── Document extract ──

Python Lottery Dataset Analyze

Python 3 / Jupyter / Data Science, current release: 1.0.0 build 2022-07-26

Python Lottery Dataset Analyze

Jupyter's notebook illustrating several methods for analyzing a dataset with the historical results of various lotteries. The example shows how to analyze the linear relationship between individual fields, using the extension of the data set with astronomical data, and shows how to visualize the distribution of numbers at individual positions. "Skyfield" package is used to calculate the distances between celestial bodies, this data is then appended to the dataset.

Requirements

Python 3
Jupyter Notebook

Required packages

pandas
numpy
matplotlib
seaborn
scipy
skyfield

Usage step by step

1. Configuration, initialization and modules import.

───
── Given data ──

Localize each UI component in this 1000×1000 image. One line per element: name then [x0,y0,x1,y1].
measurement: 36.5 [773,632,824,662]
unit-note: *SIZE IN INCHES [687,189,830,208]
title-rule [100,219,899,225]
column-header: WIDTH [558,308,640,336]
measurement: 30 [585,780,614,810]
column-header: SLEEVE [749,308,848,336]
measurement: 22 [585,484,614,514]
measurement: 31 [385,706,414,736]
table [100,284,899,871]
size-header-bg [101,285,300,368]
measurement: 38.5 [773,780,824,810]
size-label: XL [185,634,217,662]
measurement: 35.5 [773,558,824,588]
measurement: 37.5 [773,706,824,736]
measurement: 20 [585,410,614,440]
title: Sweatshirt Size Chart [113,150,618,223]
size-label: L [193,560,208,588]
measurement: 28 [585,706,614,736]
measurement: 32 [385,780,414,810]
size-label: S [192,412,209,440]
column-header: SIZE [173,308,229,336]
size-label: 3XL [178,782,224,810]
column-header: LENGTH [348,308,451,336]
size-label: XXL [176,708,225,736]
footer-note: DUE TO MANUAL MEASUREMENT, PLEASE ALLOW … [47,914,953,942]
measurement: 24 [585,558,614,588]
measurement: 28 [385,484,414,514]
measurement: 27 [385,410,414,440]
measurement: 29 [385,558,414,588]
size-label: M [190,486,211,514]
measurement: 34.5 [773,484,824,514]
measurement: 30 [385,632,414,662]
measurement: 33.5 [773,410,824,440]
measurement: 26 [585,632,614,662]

───

#### Tasks and exercises:
(A) Answer these questions about the lottery dataset page, one answer per line:
(i) Which package calculates the distances between celestial bodies?
(ii) What release and build date does the page list?
(iii) What is the first usage step?
(B) Summarize the lottery dataset page in two sentences.
(C) Write the next part of the lottery dataset page, picking up after its first usage step.

#### Answers given:
(A)
(i) Skyfield
(ii) Release 1.0.0, build 2022-07-26
(iii) Configuration, initialization and modules import

(B) The page describes a Jupyter notebook that shows several ways to analyze a dataset of historical results from various lotteries, including the linear relationship between individual fields and the distribution of numbers at individual positions. The dataset is extended with distances between celestial bodies calculated by the Skyfield package, and the notebook requires Python 3, Jupyter Notebook, and the packages pandas, numpy, matplotlib, seaborn, scipy, and skyfield.

(C)
Historical drawing results for several popular number lotteries in Poland will be used as input data. The results of the draws will be downloaded to CSV files and saved in a local directory on the disk. The block includes the configuration for each of these lotteries, such as the names of the columns that will be used later in the DataFrame object created from the data set, ranges of numbers, and the format in which the individual drawing dates are saved. At the end of the block, specify the name of the lottery for which the data will be analyzed. The block will also load astronomical data for several celestial bodies, which will then be used to extend the data set with the distances between individual celestial bodies during a given draw. This will be used to test the correlation between these events/variables.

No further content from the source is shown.